Source records

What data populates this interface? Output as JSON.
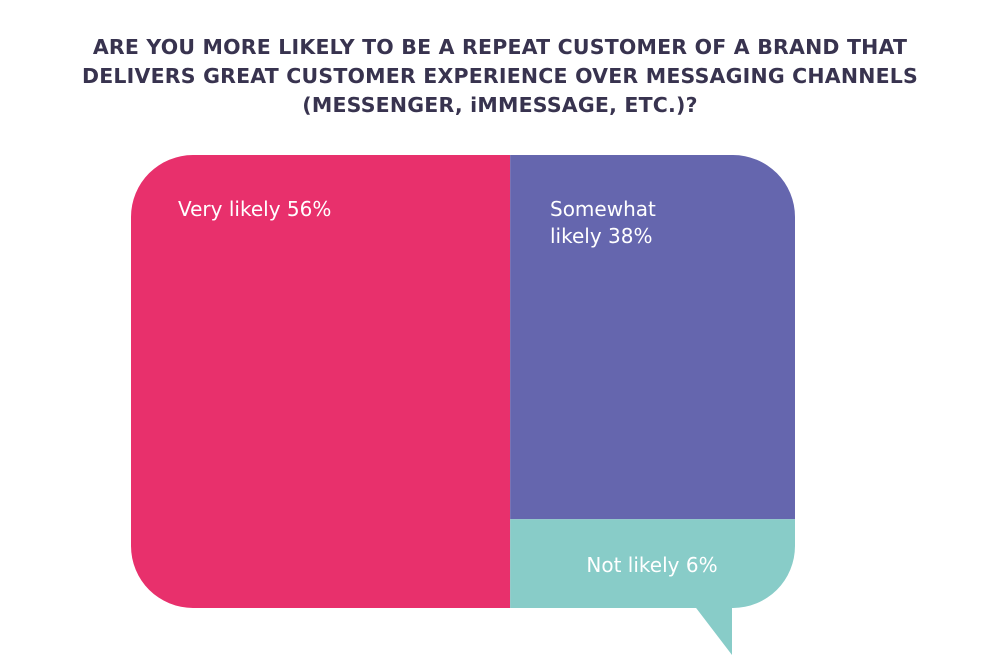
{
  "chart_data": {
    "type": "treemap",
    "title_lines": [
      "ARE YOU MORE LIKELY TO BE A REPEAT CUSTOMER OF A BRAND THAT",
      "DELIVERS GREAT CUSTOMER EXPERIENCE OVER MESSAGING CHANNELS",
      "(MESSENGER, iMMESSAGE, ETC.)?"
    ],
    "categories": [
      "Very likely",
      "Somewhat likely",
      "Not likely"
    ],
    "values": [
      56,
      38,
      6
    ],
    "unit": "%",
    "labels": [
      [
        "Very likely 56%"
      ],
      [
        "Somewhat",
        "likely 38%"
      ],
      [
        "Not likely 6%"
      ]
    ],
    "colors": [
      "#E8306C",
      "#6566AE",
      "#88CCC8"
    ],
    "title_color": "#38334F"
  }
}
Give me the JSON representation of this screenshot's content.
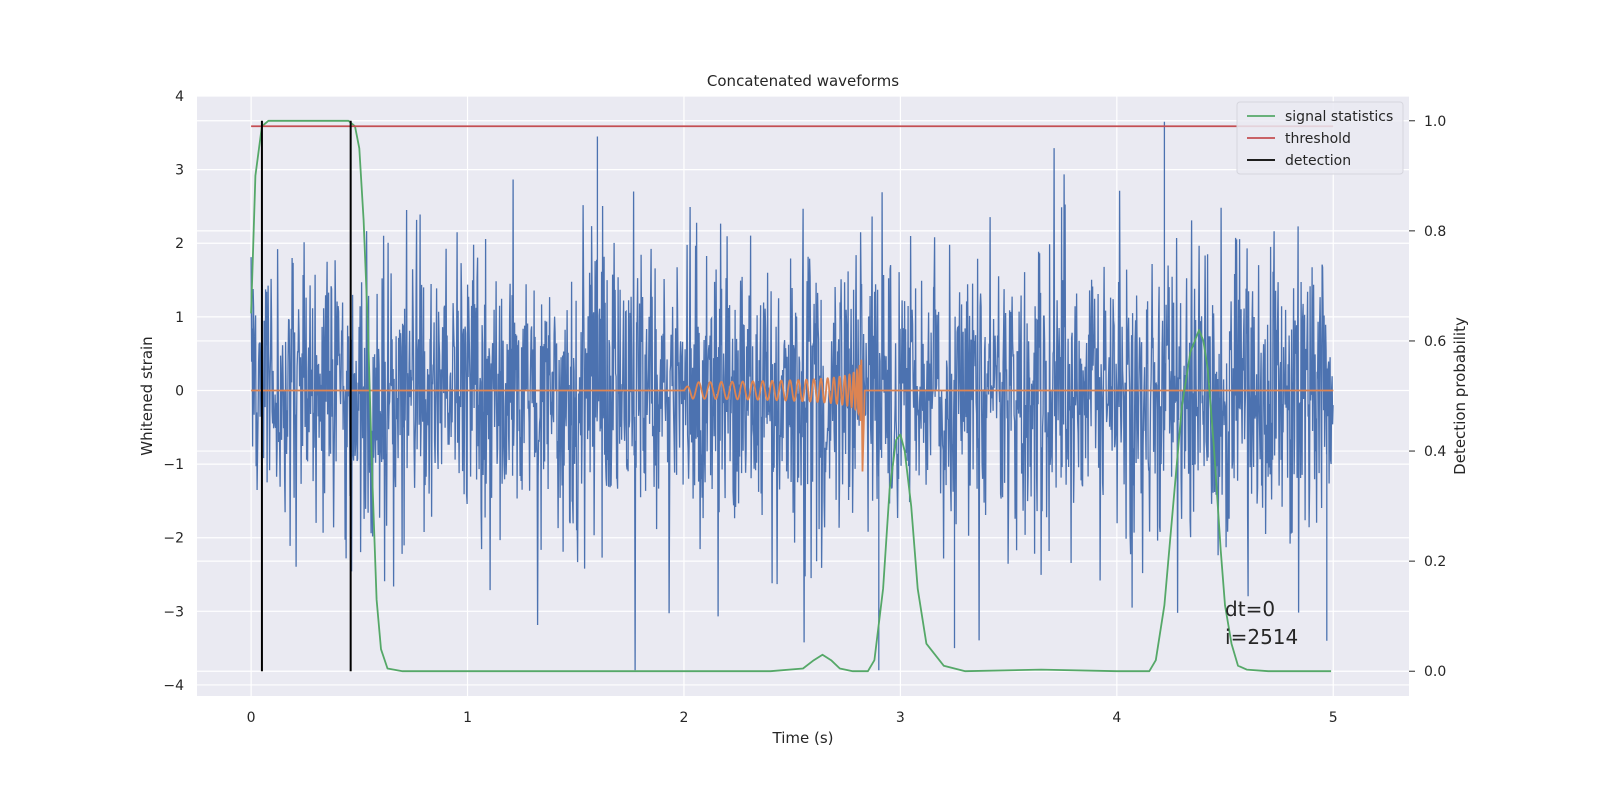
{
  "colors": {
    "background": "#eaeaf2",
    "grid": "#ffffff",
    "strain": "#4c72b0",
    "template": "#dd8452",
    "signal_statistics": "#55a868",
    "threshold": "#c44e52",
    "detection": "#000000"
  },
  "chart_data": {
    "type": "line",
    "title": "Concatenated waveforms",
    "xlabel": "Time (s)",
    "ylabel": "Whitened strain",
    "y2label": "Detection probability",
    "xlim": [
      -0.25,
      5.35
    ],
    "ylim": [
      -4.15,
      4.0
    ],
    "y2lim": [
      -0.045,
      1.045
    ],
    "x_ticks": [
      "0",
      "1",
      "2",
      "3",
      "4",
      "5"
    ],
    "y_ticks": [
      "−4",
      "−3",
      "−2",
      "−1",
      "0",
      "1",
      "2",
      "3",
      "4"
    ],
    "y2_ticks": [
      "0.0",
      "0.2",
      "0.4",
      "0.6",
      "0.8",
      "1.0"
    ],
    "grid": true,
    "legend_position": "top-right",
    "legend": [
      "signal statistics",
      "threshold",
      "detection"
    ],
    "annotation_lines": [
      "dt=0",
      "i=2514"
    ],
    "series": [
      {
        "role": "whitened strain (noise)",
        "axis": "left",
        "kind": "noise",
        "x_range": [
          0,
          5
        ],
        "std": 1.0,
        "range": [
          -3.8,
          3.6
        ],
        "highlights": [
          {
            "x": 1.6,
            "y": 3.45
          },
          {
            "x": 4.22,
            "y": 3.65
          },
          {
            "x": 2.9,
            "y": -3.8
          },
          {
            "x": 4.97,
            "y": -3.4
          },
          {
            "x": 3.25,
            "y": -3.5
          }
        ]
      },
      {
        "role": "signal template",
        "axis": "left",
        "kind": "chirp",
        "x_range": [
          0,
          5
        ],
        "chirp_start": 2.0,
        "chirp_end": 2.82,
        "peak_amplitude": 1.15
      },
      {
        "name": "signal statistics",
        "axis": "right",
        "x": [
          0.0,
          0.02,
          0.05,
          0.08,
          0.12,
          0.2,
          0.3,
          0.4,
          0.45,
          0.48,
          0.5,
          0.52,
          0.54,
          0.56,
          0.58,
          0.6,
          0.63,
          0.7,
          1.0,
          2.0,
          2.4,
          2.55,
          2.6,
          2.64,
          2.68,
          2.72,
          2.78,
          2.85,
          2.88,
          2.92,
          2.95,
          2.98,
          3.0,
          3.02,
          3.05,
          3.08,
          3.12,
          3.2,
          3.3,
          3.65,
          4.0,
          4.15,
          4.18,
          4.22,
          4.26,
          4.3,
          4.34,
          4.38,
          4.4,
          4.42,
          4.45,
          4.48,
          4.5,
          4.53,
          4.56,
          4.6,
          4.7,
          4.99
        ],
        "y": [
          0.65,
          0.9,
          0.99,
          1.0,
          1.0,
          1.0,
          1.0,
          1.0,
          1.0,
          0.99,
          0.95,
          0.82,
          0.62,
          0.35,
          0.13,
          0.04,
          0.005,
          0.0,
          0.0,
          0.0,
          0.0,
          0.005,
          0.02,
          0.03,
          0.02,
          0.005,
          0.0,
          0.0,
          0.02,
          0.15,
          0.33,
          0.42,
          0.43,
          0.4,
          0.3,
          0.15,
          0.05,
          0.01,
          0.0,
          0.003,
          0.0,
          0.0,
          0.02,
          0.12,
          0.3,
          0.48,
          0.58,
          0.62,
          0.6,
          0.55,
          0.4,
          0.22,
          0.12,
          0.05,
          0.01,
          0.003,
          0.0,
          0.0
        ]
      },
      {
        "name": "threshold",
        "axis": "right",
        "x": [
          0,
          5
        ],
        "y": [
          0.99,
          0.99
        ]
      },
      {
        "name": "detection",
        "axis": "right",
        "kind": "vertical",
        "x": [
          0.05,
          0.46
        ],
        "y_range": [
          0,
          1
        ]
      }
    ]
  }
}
--
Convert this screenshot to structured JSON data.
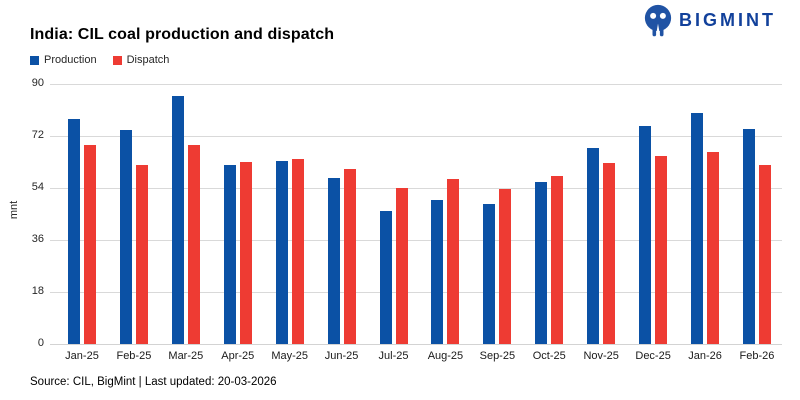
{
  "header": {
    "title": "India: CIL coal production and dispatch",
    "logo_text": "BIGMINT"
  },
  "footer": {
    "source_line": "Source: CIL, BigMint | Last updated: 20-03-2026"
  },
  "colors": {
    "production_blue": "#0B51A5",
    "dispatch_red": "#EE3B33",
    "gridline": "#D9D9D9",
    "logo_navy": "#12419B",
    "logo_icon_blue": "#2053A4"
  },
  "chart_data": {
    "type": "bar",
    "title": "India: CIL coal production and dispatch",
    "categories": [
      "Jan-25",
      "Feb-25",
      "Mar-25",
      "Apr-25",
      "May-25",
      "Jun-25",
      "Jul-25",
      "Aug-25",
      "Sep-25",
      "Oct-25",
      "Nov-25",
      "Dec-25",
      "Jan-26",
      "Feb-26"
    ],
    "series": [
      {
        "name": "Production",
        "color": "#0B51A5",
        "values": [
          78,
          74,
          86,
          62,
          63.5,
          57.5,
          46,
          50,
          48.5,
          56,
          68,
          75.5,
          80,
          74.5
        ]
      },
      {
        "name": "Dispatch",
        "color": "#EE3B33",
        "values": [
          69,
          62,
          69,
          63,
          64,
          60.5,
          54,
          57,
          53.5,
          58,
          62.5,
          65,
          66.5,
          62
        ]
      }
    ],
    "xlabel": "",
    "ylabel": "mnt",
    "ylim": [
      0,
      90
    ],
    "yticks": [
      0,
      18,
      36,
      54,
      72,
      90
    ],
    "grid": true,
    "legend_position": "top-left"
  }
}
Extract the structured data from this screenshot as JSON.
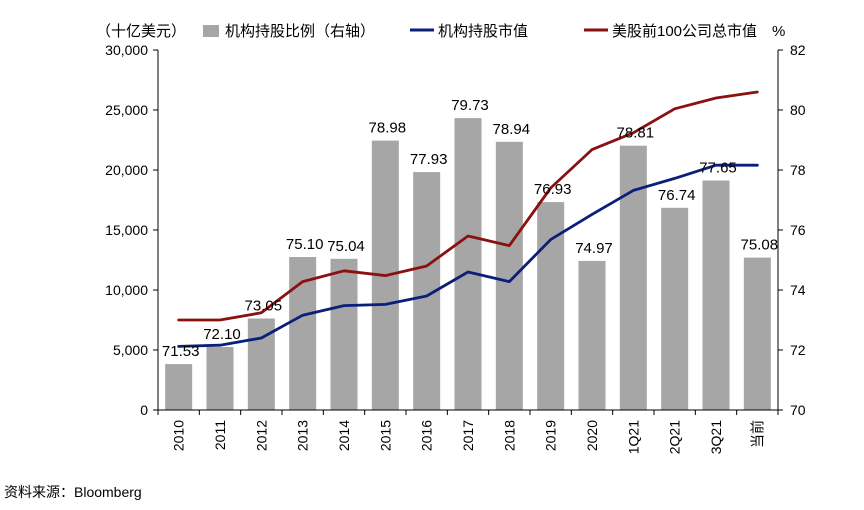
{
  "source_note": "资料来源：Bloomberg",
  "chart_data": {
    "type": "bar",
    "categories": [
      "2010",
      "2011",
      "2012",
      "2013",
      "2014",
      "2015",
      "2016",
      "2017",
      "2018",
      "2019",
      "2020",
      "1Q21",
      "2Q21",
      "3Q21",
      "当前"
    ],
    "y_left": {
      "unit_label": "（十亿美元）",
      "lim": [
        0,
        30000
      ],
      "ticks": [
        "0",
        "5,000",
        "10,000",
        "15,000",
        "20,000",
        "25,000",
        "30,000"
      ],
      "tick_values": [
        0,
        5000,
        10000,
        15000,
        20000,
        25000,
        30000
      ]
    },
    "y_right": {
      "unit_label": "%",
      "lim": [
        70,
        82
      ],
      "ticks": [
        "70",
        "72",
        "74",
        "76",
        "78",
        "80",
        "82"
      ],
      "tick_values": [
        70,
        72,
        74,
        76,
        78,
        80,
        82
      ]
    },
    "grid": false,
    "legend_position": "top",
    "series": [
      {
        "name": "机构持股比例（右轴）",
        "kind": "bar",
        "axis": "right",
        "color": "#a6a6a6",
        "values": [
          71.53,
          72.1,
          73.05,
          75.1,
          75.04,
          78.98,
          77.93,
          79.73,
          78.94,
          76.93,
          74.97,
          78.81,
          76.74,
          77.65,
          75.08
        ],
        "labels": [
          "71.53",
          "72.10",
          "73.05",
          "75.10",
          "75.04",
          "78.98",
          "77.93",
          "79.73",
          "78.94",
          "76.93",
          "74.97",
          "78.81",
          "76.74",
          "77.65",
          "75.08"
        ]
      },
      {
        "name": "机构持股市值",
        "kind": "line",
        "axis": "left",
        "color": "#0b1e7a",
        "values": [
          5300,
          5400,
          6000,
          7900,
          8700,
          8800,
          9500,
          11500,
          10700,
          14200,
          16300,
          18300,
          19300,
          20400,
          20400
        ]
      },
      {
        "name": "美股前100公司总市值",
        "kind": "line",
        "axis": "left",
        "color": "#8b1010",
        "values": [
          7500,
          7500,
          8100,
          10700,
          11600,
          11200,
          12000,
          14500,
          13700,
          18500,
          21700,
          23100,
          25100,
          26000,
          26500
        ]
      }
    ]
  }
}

Objective
Check each line of the records for the word "JSON", and show the lines that contain it.

Solution
What data populates this interface? Output as JSON.
Give me the JSON representation of this screenshot's content.
Convert this screenshot to structured JSON data.
Extract the structured data from this screenshot as JSON.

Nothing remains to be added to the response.